Short problem: Scan the data beneath this task and copy each line that includes "Demokratie".

Saved data entries:

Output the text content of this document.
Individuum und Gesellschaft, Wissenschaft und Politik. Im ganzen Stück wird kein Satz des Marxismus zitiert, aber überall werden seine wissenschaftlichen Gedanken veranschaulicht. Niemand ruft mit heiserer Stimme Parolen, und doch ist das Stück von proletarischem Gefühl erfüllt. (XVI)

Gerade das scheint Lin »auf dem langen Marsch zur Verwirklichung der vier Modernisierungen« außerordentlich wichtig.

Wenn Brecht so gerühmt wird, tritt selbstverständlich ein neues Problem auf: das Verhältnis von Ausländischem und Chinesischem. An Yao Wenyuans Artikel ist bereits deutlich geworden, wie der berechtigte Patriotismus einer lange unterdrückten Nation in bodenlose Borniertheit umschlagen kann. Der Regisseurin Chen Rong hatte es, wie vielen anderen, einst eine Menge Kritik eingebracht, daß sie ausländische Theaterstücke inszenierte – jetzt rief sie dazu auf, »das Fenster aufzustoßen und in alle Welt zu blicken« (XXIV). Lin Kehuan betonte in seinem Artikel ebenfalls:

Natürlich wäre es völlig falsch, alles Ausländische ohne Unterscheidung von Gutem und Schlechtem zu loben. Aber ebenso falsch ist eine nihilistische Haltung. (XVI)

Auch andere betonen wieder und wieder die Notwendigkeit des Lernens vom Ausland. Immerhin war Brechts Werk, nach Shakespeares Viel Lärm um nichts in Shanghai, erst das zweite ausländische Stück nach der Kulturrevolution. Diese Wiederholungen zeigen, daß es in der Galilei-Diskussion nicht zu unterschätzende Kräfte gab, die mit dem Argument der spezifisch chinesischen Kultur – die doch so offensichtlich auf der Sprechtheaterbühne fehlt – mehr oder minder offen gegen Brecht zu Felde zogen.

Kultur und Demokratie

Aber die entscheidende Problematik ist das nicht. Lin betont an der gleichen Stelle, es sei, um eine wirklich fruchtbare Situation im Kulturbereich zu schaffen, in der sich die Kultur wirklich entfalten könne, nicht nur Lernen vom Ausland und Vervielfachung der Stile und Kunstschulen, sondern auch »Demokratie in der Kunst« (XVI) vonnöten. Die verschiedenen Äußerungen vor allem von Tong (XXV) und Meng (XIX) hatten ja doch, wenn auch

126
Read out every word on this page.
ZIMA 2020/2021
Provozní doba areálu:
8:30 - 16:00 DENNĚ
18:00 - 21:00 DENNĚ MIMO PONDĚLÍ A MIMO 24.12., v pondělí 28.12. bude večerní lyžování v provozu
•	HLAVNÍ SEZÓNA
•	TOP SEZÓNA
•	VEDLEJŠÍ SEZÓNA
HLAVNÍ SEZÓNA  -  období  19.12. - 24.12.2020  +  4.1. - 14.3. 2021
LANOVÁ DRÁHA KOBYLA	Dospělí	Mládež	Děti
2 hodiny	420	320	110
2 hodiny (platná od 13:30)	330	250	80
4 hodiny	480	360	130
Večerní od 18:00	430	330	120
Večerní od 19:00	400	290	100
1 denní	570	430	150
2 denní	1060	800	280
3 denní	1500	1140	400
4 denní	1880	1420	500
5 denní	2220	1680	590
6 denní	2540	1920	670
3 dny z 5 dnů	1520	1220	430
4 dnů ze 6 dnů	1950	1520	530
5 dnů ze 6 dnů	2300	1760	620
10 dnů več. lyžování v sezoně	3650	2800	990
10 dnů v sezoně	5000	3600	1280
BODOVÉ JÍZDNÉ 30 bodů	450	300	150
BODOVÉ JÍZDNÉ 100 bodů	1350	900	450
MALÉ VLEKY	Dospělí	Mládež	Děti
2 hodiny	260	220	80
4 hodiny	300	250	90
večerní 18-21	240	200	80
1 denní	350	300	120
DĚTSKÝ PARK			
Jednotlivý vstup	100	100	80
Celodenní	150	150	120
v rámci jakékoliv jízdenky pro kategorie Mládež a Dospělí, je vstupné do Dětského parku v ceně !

Response to this exercise:
Kultur und Demokratie
Aber die entscheidende Problematik ist das nicht. Lin betont an der gleichen Stelle, es sei, um eine wirklich fruchtbare Situation im Kulturbereich zu schaffen, in der sich die Kultur wirklich entfalten könne, nicht nur Lernen vom Ausland und Vervielfachung der Stile und Kunstschulen, sondern auch »Demokratie in der Kunst« (XVI) vonnöten. Die verschiedenen Äußerungen vor allem von Tong (XXV) und Meng (XIX) hatten ja doch, wenn auch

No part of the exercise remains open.